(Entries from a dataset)
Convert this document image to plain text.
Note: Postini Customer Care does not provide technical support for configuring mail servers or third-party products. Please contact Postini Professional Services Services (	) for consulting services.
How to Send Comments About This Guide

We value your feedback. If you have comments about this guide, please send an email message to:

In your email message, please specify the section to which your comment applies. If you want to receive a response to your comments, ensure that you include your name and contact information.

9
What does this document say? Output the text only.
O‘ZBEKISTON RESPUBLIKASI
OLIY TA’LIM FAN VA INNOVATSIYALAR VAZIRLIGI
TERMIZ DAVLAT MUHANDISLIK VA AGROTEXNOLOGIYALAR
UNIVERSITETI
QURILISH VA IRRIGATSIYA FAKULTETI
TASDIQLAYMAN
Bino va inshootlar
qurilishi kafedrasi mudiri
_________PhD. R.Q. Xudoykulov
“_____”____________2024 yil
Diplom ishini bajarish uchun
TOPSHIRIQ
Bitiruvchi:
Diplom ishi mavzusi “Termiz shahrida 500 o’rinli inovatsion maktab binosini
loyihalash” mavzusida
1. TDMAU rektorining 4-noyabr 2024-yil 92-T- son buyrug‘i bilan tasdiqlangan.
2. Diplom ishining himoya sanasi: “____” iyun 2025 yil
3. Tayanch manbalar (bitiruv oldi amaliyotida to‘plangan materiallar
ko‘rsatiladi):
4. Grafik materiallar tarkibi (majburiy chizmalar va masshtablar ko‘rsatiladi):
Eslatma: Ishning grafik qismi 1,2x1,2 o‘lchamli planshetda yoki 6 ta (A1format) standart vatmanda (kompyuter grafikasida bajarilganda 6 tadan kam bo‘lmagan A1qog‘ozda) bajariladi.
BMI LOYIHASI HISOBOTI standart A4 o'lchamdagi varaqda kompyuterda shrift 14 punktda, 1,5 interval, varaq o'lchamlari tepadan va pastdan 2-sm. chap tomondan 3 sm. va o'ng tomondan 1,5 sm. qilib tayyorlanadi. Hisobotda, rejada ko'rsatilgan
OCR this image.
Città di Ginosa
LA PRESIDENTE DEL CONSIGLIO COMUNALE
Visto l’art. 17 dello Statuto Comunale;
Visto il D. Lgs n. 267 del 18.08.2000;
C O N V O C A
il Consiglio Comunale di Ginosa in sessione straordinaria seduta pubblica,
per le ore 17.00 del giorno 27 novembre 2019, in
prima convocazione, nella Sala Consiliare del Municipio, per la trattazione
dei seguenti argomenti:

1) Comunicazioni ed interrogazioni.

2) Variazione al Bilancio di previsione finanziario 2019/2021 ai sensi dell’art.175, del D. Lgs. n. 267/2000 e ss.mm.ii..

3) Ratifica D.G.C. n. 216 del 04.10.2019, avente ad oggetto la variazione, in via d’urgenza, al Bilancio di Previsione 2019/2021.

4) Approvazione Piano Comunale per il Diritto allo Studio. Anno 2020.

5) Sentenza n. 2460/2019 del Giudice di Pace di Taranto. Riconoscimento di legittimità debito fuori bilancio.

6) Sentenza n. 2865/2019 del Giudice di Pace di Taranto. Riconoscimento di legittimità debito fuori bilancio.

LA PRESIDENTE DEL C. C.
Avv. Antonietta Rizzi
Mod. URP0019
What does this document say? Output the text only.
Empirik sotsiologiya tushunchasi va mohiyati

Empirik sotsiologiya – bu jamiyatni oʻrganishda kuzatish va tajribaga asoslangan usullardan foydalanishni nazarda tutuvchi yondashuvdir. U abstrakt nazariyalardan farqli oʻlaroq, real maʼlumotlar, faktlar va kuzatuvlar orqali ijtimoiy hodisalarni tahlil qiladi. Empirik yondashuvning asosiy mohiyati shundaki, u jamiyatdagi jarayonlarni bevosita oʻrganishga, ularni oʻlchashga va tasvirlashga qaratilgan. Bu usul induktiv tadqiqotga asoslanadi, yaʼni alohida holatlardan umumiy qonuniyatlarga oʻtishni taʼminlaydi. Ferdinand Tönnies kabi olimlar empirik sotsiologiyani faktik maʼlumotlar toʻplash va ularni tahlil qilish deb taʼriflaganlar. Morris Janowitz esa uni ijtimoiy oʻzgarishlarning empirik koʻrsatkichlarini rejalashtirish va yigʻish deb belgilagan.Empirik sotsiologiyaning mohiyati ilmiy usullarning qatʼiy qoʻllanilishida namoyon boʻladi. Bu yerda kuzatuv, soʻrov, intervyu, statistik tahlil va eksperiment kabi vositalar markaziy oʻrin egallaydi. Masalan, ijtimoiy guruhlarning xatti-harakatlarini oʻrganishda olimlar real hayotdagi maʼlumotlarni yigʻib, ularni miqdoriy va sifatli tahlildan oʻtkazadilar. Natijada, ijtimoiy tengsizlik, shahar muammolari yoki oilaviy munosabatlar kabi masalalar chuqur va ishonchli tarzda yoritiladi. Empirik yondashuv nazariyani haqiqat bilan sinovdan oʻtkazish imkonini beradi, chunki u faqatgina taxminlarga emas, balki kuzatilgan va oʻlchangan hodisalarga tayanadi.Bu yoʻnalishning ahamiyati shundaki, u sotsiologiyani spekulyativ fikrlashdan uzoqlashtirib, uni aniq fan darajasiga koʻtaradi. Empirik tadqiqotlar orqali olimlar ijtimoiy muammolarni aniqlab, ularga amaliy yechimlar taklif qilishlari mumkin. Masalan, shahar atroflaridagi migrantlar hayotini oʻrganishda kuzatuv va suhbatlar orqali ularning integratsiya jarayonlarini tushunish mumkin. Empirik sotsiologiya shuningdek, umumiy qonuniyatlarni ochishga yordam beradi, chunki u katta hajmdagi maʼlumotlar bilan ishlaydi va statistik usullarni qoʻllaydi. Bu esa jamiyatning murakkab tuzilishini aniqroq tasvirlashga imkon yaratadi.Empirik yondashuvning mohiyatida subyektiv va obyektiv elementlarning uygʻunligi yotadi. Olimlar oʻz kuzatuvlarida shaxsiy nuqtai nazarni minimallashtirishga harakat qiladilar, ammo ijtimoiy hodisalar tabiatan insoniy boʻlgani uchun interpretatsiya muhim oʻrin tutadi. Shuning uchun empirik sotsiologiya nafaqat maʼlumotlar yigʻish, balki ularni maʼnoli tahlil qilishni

Work instructions
Give the entries again in full, exactly as they are written.

The result
Convert this document image to plain text.
Note: Postini Customer Care does not provide technical support for configuring mail servers or third-party products. Please contact Postini Professional Services Services (	) for consulting services.
How to Send Comments About This Guide

We value your feedback. If you have comments about this guide, please send an email message to:

In your email message, please specify the section to which your comment applies. If you want to receive a response to your comments, ensure that you include your name and contact information.

9
What does this document say? Output the text only.
O‘ZBEKISTON RESPUBLIKASI
OLIY TA’LIM FAN VA INNOVATSIYALAR VAZIRLIGI
TERMIZ DAVLAT MUHANDISLIK VA AGROTEXNOLOGIYALAR
UNIVERSITETI
QURILISH VA IRRIGATSIYA FAKULTETI
TASDIQLAYMAN
Bino va inshootlar
qurilishi kafedrasi mudiri
_________PhD. R.Q. Xudoykulov
“_____”____________2024 yil
Diplom ishini bajarish uchun
TOPSHIRIQ
Bitiruvchi:
Diplom ishi mavzusi “Termiz shahrida 500 o’rinli inovatsion maktab binosini
loyihalash” mavzusida
1. TDMAU rektorining 4-noyabr 2024-yil 92-T- son buyrug‘i bilan tasdiqlangan.
2. Diplom ishining himoya sanasi: “____” iyun 2025 yil
3. Tayanch manbalar (bitiruv oldi amaliyotida to‘plangan materiallar
ko‘rsatiladi):
4. Grafik materiallar tarkibi (majburiy chizmalar va masshtablar ko‘rsatiladi):
Eslatma: Ishning grafik qismi 1,2x1,2 o‘lchamli planshetda yoki 6 ta (A1format) standart vatmanda (kompyuter grafikasida bajarilganda 6 tadan kam bo‘lmagan A1qog‘ozda) bajariladi.
BMI LOYIHASI HISOBOTI standart A4 o'lchamdagi varaqda kompyuterda shrift 14 punktda, 1,5 interval, varaq o'lchamlari tepadan va pastdan 2-sm. chap tomondan 3 sm. va o'ng tomondan 1,5 sm. qilib tayyorlanadi. Hisobotda, rejada ko'rsatilgan
OCR this image.
Città di Ginosa
LA PRESIDENTE DEL CONSIGLIO COMUNALE
Visto l’art. 17 dello Statuto Comunale;
Visto il D. Lgs n. 267 del 18.08.2000;
C O N V O C A
il Consiglio Comunale di Ginosa in sessione straordinaria seduta pubblica,
per le ore 17.00 del giorno 27 novembre 2019, in
prima convocazione, nella Sala Consiliare del Municipio, per la trattazione
dei seguenti argomenti:

1) Comunicazioni ed interrogazioni.

2) Variazione al Bilancio di previsione finanziario 2019/2021 ai sensi dell’art.175, del D. Lgs. n. 267/2000 e ss.mm.ii..

3) Ratifica D.G.C. n. 216 del 04.10.2019, avente ad oggetto la variazione, in via d’urgenza, al Bilancio di Previsione 2019/2021.

4) Approvazione Piano Comunale per il Diritto allo Studio. Anno 2020.

5) Sentenza n. 2460/2019 del Giudice di Pace di Taranto. Riconoscimento di legittimità debito fuori bilancio.

6) Sentenza n. 2865/2019 del Giudice di Pace di Taranto. Riconoscimento di legittimità debito fuori bilancio.

LA PRESIDENTE DEL C. C.
Avv. Antonietta Rizzi
Mod. URP0019
What does this document say? Output the text only.
Empirik sotsiologiya tushunchasi va mohiyati

Empirik sotsiologiya – bu jamiyatni oʻrganishda kuzatish va tajribaga asoslangan usullardan foydalanishni nazarda tutuvchi yondashuvdir. U abstrakt nazariyalardan farqli oʻlaroq, real maʼlumotlar, faktlar va kuzatuvlar orqali ijtimoiy hodisalarni tahlil qiladi. Empirik yondashuvning asosiy mohiyati shundaki, u jamiyatdagi jarayonlarni bevosita oʻrganishga, ularni oʻlchashga va tasvirlashga qaratilgan. Bu usul induktiv tadqiqotga asoslanadi, yaʼni alohida holatlardan umumiy qonuniyatlarga oʻtishni taʼminlaydi. Ferdinand Tönnies kabi olimlar empirik sotsiologiyani faktik maʼlumotlar toʻplash va ularni tahlil qilish deb taʼriflaganlar. Morris Janowitz esa uni ijtimoiy oʻzgarishlarning empirik koʻrsatkichlarini rejalashtirish va yigʻish deb belgilagan.Empirik sotsiologiyaning mohiyati ilmiy usullarning qatʼiy qoʻllanilishida namoyon boʻladi. Bu yerda kuzatuv, soʻrov, intervyu, statistik tahlil va eksperiment kabi vositalar markaziy oʻrin egallaydi. Masalan, ijtimoiy guruhlarning xatti-harakatlarini oʻrganishda olimlar real hayotdagi maʼlumotlarni yigʻib, ularni miqdoriy va sifatli tahlildan oʻtkazadilar. Natijada, ijtimoiy tengsizlik, shahar muammolari yoki oilaviy munosabatlar kabi masalalar chuqur va ishonchli tarzda yoritiladi. Empirik yondashuv nazariyani haqiqat bilan sinovdan oʻtkazish imkonini beradi, chunki u faqatgina taxminlarga emas, balki kuzatilgan va oʻlchangan hodisalarga tayanadi.Bu yoʻnalishning ahamiyati shundaki, u sotsiologiyani spekulyativ fikrlashdan uzoqlashtirib, uni aniq fan darajasiga koʻtaradi. Empirik tadqiqotlar orqali olimlar ijtimoiy muammolarni aniqlab, ularga amaliy yechimlar taklif qilishlari mumkin. Masalan, shahar atroflaridagi migrantlar hayotini oʻrganishda kuzatuv va suhbatlar orqali ularning integratsiya jarayonlarini tushunish mumkin. Empirik sotsiologiya shuningdek, umumiy qonuniyatlarni ochishga yordam beradi, chunki u katta hajmdagi maʼlumotlar bilan ishlaydi va statistik usullarni qoʻllaydi. Bu esa jamiyatning murakkab tuzilishini aniqroq tasvirlashga imkon yaratadi.Empirik yondashuvning mohiyatida subyektiv va obyektiv elementlarning uygʻunligi yotadi. Olimlar oʻz kuzatuvlarida shaxsiy nuqtai nazarni minimallashtirishga harakat qiladilar, ammo ijtimoiy hodisalar tabiatan insoniy boʻlgani uchun interpretatsiya muhim oʻrin tutadi. Shuning uchun empirik sotsiologiya nafaqat maʼlumotlar yigʻish, balki ularni maʼnoli tahlil qilishni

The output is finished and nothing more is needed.